Figure record extracts:
'''
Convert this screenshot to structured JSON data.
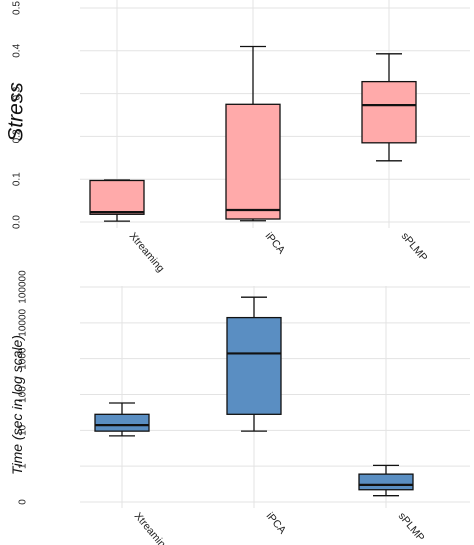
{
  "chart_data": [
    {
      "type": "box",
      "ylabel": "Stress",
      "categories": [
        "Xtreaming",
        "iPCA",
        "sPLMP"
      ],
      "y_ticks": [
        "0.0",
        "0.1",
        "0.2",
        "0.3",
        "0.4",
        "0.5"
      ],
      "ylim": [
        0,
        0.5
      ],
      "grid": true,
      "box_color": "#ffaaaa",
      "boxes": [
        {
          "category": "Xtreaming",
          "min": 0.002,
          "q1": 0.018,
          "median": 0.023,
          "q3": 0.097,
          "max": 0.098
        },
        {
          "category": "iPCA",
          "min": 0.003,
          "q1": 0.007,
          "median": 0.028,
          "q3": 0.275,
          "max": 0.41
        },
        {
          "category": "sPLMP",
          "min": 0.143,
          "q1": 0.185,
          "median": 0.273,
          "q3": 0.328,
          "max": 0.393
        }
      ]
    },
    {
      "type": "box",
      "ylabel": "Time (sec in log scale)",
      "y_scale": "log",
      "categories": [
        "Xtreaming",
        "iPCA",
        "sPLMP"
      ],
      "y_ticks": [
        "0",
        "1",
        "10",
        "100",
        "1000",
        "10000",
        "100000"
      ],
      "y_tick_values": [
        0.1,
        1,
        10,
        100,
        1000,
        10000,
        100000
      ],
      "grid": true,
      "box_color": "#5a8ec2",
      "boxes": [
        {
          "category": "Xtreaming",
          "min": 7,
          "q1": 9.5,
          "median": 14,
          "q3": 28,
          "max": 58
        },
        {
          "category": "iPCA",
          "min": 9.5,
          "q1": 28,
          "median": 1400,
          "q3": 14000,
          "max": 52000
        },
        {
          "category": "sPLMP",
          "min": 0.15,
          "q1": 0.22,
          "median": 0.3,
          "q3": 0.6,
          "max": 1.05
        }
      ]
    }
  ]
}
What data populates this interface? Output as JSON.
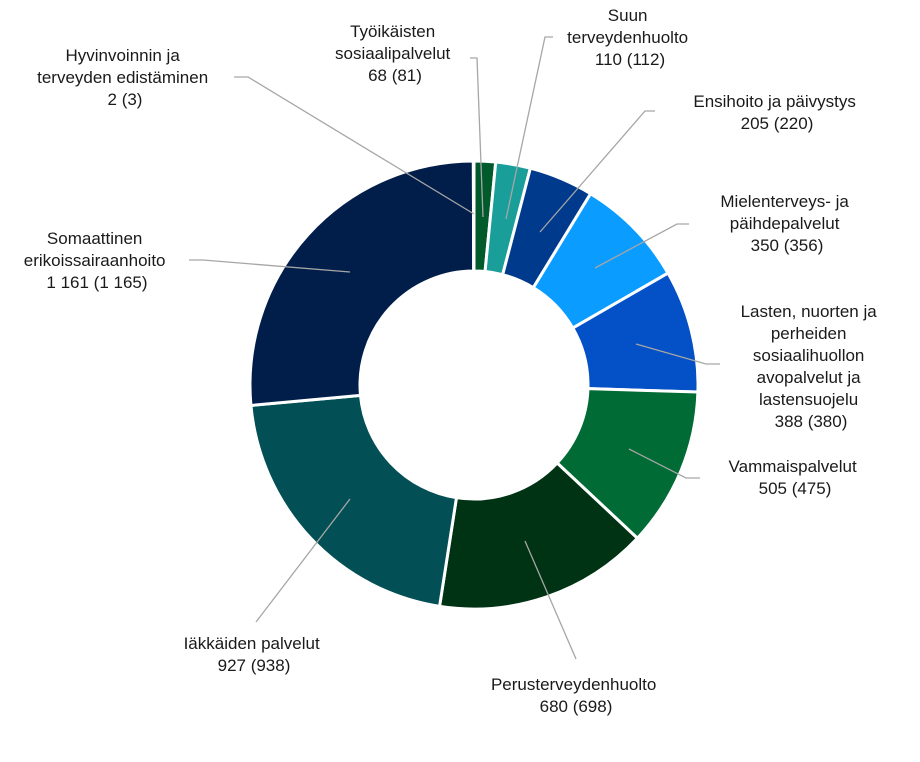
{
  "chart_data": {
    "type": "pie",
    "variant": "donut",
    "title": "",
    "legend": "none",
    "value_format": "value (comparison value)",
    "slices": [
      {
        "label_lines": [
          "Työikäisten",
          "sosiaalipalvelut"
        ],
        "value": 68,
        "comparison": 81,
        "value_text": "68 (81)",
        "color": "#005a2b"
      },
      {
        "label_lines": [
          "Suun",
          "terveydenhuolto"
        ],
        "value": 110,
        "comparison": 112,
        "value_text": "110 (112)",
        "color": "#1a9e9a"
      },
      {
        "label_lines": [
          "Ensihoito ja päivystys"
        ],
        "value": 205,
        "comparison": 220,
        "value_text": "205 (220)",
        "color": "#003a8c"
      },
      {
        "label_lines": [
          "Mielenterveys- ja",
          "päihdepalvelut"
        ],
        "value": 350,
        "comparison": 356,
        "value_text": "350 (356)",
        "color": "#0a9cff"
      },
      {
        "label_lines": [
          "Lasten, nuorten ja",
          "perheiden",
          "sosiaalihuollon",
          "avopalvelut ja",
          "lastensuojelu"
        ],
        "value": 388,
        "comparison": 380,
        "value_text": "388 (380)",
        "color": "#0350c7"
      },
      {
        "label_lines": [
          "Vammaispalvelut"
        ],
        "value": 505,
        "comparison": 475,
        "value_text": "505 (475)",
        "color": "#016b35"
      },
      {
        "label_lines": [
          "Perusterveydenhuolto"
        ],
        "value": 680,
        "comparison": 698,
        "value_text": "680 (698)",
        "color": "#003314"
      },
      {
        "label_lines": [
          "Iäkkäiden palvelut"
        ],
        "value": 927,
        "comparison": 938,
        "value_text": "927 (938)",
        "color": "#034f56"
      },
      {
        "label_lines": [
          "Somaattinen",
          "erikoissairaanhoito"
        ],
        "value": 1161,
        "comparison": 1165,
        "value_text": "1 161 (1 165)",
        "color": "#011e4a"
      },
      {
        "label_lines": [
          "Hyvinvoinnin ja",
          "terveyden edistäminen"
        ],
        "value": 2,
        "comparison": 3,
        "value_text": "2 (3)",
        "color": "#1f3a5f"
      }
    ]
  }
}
'''
_Short problem_.
Leave the pictures out, and transcribe each of the records exactly.

_Response for this exercise_.
Convert this screenshot to structured JSON data.
{
  "chart_data": [
    {
      "type": "box",
      "ylabel": "Stress",
      "categories": [
        "Xtreaming",
        "iPCA",
        "sPLMP"
      ],
      "y_ticks": [
        "0.0",
        "0.1",
        "0.2",
        "0.3",
        "0.4",
        "0.5"
      ],
      "ylim": [
        0,
        0.5
      ],
      "grid": true,
      "box_color": "#ffaaaa",
      "boxes": [
        {
          "category": "Xtreaming",
          "min": 0.002,
          "q1": 0.018,
          "median": 0.023,
          "q3": 0.097,
          "max": 0.098
        },
        {
          "category": "iPCA",
          "min": 0.003,
          "q1": 0.007,
          "median": 0.028,
          "q3": 0.275,
          "max": 0.41
        },
        {
          "category": "sPLMP",
          "min": 0.143,
          "q1": 0.185,
          "median": 0.273,
          "q3": 0.328,
          "max": 0.393
        }
      ]
    },
    {
      "type": "box",
      "ylabel": "Time (sec in log scale)",
      "y_scale": "log",
      "categories": [
        "Xtreaming",
        "iPCA",
        "sPLMP"
      ],
      "y_ticks": [
        "0",
        "1",
        "10",
        "100",
        "1000",
        "10000",
        "100000"
      ],
      "y_tick_values": [
        0.1,
        1,
        10,
        100,
        1000,
        10000,
        100000
      ],
      "grid": true,
      "box_color": "#5a8ec2",
      "boxes": [
        {
          "category": "Xtreaming",
          "min": 7,
          "q1": 9.5,
          "median": 14,
          "q3": 28,
          "max": 58
        },
        {
          "category": "iPCA",
          "min": 9.5,
          "q1": 28,
          "median": 1400,
          "q3": 14000,
          "max": 52000
        },
        {
          "category": "sPLMP",
          "min": 0.15,
          "q1": 0.22,
          "median": 0.3,
          "q3": 0.6,
          "max": 1.05
        }
      ]
    }
  ]
}
What data populates this interface? Output as JSON.
{
  "chart_data": {
    "type": "pie",
    "variant": "donut",
    "title": "",
    "legend": "none",
    "value_format": "value (comparison value)",
    "slices": [
      {
        "label_lines": [
          "Työikäisten",
          "sosiaalipalvelut"
        ],
        "value": 68,
        "comparison": 81,
        "value_text": "68 (81)",
        "color": "#005a2b"
      },
      {
        "label_lines": [
          "Suun",
          "terveydenhuolto"
        ],
        "value": 110,
        "comparison": 112,
        "value_text": "110 (112)",
        "color": "#1a9e9a"
      },
      {
        "label_lines": [
          "Ensihoito ja päivystys"
        ],
        "value": 205,
        "comparison": 220,
        "value_text": "205 (220)",
        "color": "#003a8c"
      },
      {
        "label_lines": [
          "Mielenterveys- ja",
          "päihdepalvelut"
        ],
        "value": 350,
        "comparison": 356,
        "value_text": "350 (356)",
        "color": "#0a9cff"
      },
      {
        "label_lines": [
          "Lasten, nuorten ja",
          "perheiden",
          "sosiaalihuollon",
          "avopalvelut ja",
          "lastensuojelu"
        ],
        "value": 388,
        "comparison": 380,
        "value_text": "388 (380)",
        "color": "#0350c7"
      },
      {
        "label_lines": [
          "Vammaispalvelut"
        ],
        "value": 505,
        "comparison": 475,
        "value_text": "505 (475)",
        "color": "#016b35"
      },
      {
        "label_lines": [
          "Perusterveydenhuolto"
        ],
        "value": 680,
        "comparison": 698,
        "value_text": "680 (698)",
        "color": "#003314"
      },
      {
        "label_lines": [
          "Iäkkäiden palvelut"
        ],
        "value": 927,
        "comparison": 938,
        "value_text": "927 (938)",
        "color": "#034f56"
      },
      {
        "label_lines": [
          "Somaattinen",
          "erikoissairaanhoito"
        ],
        "value": 1161,
        "comparison": 1165,
        "value_text": "1 161 (1 165)",
        "color": "#011e4a"
      },
      {
        "label_lines": [
          "Hyvinvoinnin ja",
          "terveyden edistäminen"
        ],
        "value": 2,
        "comparison": 3,
        "value_text": "2 (3)",
        "color": "#1f3a5f"
      }
    ]
  }
}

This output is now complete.